◆ Task:
Find the lines that include the string "from" and report how many there are. Give no other text.

◆ Material provided:
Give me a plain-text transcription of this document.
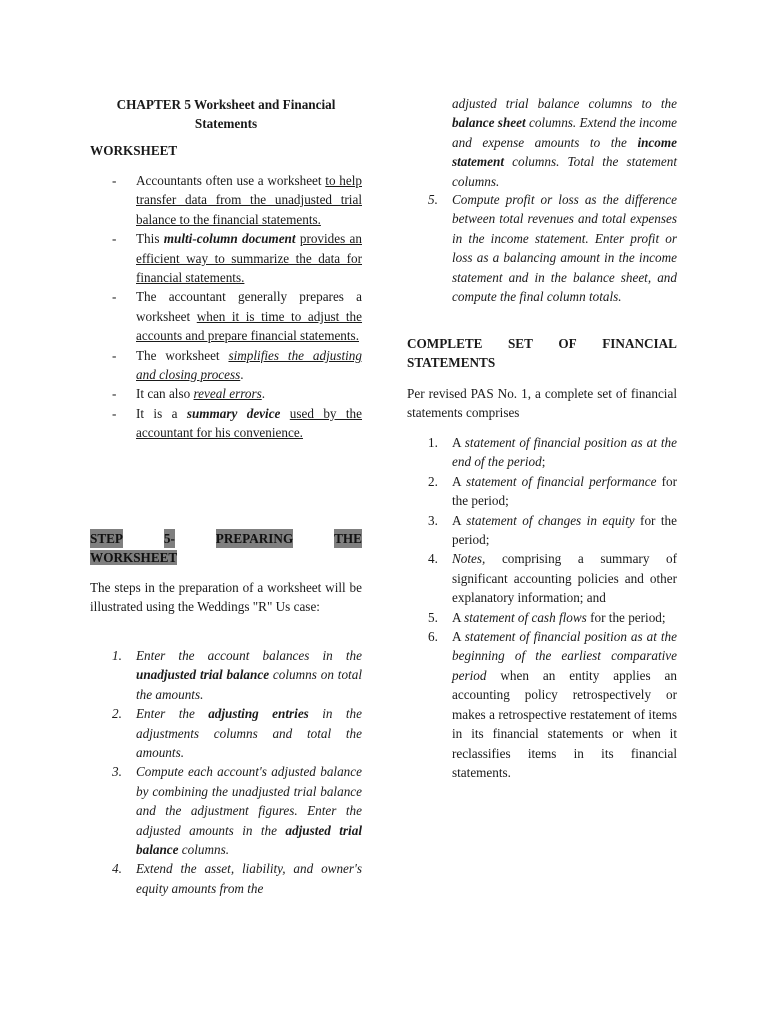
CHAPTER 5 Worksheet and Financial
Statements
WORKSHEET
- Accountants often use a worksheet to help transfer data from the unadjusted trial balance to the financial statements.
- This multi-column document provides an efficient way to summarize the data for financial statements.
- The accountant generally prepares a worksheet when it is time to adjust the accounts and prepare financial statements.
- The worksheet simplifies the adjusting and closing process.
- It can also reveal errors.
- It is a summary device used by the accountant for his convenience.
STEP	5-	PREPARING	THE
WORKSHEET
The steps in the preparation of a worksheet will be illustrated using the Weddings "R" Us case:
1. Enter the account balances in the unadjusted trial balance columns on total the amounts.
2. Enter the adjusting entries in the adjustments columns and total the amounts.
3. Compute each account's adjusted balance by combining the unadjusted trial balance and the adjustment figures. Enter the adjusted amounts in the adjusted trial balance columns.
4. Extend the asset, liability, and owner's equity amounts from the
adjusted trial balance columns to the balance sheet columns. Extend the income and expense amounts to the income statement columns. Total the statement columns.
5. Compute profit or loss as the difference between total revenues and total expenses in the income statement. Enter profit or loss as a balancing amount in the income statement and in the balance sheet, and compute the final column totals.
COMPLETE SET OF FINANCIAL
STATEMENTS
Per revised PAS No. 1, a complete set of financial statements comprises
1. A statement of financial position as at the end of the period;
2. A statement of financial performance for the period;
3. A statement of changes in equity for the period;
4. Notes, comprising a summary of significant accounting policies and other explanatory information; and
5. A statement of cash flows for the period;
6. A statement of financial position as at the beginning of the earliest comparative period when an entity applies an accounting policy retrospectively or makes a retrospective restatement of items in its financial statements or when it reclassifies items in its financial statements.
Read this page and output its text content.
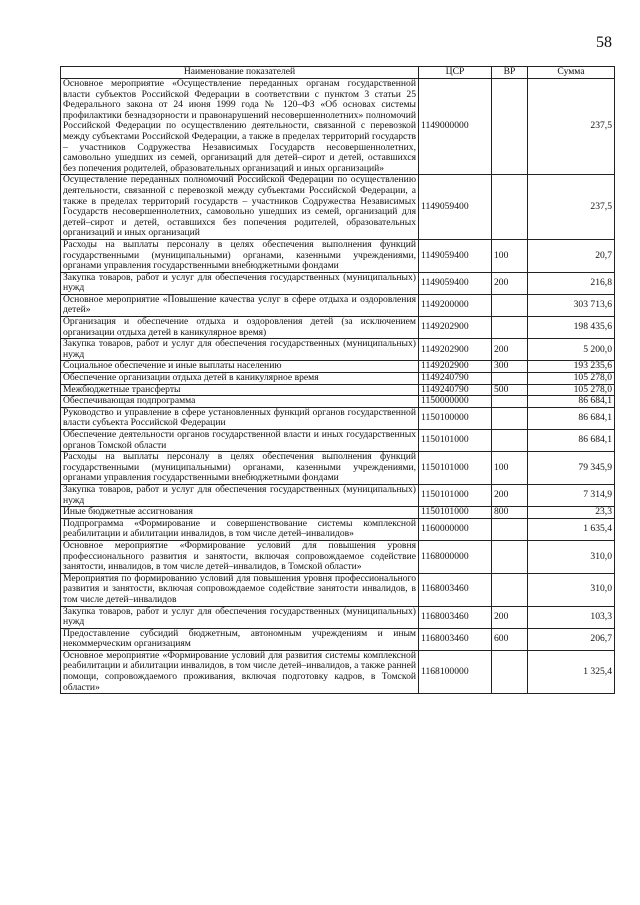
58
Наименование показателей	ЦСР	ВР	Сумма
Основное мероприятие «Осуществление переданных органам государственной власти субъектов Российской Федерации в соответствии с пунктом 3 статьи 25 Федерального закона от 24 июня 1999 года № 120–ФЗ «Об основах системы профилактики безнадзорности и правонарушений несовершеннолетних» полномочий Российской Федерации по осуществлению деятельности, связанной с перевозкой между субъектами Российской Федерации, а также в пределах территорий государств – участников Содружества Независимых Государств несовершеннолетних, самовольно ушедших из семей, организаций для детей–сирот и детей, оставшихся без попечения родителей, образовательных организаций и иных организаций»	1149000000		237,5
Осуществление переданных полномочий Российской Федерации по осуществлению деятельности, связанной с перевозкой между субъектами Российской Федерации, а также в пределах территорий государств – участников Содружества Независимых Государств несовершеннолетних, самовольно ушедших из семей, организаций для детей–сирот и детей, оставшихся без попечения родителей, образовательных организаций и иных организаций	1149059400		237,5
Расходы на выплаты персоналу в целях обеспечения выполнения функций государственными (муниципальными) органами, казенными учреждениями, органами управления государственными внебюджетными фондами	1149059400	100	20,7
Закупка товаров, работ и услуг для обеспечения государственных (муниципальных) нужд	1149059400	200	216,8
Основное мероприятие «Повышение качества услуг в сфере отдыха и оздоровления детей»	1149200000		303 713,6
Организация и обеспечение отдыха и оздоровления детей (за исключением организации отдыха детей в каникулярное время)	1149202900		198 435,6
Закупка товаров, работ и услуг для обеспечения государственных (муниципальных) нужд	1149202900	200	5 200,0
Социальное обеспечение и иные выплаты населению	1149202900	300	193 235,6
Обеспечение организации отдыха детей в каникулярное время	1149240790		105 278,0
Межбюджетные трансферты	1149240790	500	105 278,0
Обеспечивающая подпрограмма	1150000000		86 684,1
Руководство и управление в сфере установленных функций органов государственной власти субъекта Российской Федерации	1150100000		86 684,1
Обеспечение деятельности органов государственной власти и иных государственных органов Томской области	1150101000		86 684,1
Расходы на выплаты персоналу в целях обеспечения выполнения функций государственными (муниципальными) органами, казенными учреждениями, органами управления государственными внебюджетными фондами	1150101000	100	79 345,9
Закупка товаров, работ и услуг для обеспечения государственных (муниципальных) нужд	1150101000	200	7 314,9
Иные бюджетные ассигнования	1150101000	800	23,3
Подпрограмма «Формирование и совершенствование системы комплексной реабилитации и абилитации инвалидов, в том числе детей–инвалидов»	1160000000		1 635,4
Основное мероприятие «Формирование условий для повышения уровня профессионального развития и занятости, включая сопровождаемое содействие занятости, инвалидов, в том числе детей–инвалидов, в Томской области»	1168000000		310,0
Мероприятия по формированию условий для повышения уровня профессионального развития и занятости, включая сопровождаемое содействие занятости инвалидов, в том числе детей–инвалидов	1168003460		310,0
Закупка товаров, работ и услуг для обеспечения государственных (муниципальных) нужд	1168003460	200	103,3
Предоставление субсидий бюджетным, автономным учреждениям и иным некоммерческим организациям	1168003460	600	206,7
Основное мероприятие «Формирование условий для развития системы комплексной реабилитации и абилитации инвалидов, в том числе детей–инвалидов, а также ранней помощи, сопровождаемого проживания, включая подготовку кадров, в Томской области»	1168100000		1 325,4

◆ Written solution:
2